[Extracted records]
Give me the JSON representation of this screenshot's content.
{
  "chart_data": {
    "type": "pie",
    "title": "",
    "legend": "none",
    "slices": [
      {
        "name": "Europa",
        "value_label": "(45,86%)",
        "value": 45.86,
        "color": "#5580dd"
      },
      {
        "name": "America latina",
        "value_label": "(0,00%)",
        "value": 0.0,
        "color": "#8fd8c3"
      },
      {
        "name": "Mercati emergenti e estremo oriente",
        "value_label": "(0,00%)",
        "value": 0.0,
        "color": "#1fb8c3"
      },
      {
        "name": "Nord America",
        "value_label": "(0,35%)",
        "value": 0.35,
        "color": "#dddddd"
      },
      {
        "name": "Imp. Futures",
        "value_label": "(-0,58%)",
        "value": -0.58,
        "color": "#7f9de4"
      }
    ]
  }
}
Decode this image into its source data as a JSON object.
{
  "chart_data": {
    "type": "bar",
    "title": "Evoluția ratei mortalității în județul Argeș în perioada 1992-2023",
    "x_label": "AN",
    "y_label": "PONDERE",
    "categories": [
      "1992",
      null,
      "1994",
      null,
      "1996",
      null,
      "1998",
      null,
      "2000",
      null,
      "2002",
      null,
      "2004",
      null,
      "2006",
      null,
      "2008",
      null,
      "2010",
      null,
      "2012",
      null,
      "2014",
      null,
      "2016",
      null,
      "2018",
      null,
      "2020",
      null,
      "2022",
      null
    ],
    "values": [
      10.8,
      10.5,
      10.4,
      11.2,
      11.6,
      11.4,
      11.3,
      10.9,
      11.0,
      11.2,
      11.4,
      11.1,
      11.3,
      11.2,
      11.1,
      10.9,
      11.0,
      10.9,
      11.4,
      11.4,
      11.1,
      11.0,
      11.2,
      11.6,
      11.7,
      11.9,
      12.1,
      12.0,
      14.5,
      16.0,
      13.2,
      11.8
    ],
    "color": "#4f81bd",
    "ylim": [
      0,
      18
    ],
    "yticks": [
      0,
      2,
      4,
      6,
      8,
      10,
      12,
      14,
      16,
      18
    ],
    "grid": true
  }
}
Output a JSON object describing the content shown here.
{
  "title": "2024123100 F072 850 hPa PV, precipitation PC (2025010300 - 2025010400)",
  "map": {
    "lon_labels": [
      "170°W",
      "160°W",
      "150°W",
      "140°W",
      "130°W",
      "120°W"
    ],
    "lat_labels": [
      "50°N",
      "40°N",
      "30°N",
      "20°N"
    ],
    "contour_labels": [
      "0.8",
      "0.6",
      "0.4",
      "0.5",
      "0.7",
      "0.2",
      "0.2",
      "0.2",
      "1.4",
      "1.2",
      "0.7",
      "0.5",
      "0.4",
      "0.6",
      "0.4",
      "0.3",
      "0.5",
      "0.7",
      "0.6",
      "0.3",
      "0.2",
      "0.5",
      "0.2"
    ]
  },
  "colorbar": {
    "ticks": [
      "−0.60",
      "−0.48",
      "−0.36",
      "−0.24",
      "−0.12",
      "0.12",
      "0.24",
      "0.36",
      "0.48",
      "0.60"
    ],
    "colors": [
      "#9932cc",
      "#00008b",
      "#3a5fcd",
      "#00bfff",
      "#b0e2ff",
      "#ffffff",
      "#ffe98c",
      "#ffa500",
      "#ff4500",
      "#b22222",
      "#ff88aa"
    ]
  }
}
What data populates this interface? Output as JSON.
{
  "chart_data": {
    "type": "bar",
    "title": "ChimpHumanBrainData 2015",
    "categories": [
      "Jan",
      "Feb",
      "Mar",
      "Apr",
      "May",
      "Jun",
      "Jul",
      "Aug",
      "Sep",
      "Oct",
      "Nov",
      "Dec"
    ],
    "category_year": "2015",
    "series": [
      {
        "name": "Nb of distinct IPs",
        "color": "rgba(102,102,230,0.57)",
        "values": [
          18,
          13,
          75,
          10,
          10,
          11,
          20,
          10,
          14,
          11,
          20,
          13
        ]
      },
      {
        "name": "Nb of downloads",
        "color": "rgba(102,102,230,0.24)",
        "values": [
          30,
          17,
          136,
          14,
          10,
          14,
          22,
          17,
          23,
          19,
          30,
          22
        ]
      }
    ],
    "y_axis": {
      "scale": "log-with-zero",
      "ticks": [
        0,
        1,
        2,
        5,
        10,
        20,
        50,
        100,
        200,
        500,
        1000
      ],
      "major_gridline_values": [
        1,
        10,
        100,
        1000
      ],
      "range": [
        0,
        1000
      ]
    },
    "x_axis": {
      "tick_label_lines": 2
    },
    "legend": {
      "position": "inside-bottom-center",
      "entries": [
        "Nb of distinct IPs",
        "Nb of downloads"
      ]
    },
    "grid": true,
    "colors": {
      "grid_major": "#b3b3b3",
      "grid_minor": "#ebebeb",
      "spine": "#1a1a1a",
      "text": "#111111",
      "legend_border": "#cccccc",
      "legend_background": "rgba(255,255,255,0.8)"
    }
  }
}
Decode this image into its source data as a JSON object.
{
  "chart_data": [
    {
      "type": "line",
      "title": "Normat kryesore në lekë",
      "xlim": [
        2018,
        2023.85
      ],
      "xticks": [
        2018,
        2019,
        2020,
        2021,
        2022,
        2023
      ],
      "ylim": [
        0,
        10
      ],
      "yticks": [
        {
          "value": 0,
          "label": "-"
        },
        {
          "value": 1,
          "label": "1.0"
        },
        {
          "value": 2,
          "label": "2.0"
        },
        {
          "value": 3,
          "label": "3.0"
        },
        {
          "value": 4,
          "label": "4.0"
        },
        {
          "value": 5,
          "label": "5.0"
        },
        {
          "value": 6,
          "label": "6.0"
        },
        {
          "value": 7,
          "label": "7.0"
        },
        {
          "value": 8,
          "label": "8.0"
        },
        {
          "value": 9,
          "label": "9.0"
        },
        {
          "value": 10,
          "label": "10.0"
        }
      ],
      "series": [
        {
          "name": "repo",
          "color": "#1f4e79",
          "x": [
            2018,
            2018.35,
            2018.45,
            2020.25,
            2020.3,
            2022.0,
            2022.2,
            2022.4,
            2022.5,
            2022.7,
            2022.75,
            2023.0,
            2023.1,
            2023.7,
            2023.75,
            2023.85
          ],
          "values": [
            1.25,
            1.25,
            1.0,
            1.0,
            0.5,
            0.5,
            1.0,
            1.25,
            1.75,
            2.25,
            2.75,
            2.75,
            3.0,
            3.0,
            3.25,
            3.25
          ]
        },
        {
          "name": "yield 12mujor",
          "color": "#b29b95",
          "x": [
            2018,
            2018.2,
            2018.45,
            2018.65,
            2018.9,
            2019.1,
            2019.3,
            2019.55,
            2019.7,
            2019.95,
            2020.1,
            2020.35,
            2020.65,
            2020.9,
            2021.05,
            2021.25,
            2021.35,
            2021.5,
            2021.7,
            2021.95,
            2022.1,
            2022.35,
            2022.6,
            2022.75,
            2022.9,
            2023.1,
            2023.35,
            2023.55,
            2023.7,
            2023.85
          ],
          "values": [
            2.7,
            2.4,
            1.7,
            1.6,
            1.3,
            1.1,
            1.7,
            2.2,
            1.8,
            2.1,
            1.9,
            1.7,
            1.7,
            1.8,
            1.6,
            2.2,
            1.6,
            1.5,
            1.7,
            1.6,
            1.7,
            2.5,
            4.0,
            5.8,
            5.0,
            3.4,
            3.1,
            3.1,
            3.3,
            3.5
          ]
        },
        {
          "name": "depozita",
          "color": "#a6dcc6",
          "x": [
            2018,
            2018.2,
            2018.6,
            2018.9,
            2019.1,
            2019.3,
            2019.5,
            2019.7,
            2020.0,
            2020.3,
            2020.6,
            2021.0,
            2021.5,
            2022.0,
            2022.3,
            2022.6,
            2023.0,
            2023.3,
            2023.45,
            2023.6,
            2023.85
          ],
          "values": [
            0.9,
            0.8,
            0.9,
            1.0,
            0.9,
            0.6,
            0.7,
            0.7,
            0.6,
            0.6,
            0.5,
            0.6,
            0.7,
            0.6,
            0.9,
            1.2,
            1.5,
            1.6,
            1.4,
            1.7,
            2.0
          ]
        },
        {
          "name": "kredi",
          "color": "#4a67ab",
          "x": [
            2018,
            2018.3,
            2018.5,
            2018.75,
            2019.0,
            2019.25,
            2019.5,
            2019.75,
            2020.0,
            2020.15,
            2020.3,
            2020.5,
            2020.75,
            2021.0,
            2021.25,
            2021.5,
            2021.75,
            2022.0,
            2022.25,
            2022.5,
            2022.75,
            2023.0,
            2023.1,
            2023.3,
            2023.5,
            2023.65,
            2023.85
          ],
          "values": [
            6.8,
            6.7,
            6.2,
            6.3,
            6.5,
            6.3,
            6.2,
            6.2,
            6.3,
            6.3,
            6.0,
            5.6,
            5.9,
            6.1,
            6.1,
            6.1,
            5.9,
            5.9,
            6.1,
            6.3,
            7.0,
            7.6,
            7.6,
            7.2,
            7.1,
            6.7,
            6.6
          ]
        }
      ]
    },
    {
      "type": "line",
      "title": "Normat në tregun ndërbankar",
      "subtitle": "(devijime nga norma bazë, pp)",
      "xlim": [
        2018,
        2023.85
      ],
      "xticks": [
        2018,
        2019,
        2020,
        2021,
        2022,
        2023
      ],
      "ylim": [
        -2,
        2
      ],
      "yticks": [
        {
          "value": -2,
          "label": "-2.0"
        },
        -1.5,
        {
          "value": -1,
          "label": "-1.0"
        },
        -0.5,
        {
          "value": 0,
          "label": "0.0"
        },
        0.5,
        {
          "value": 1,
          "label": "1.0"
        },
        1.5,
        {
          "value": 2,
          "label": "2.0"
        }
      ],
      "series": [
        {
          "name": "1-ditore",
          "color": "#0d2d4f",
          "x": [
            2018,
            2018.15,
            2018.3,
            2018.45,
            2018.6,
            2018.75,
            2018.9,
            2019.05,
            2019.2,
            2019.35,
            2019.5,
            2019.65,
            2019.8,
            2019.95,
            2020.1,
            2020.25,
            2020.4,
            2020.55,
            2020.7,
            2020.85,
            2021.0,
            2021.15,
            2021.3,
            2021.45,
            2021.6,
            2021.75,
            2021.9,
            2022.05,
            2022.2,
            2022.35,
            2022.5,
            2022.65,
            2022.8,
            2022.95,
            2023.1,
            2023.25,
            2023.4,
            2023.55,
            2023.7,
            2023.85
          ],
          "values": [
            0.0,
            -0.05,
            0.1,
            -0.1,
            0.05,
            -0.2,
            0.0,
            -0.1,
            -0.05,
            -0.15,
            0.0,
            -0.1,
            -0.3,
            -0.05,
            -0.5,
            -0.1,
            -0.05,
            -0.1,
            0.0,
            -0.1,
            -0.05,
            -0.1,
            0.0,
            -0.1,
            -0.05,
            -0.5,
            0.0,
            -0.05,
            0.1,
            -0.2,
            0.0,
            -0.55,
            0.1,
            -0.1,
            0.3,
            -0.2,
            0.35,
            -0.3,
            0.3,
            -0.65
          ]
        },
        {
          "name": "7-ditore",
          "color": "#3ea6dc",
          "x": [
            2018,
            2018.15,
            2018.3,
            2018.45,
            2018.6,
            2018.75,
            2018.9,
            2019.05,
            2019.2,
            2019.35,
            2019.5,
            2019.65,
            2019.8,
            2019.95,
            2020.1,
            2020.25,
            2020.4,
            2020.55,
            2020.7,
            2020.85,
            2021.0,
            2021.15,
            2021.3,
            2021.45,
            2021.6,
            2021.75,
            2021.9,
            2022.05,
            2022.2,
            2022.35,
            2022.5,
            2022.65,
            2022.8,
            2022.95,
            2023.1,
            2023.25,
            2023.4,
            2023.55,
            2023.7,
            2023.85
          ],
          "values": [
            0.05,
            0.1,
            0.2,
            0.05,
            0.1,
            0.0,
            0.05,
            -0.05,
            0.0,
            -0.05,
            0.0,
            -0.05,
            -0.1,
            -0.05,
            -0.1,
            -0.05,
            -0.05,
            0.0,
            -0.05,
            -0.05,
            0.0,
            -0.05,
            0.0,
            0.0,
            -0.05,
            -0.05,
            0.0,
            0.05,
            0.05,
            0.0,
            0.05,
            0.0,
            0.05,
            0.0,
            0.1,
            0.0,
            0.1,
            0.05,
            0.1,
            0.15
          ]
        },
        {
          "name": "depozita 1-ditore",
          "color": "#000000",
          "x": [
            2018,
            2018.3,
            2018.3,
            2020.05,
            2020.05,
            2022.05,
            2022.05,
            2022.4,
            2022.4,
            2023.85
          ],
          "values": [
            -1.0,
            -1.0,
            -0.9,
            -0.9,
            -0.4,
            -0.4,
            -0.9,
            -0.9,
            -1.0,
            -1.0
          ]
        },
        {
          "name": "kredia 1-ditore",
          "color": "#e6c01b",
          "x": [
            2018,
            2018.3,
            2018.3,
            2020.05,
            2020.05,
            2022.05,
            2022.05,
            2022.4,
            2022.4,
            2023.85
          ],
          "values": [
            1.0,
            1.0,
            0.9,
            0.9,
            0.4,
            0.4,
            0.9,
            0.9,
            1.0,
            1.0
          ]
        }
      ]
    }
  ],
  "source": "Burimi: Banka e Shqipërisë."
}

- **Task details**
Filter the records down to the lines that contain the string "ditore", and copy those lines.

- **Response for this exercise**
          "name": "1-ditore",
          "name": "7-ditore",
          "name": "depozita 1-ditore",
          "name": "kredia 1-ditore",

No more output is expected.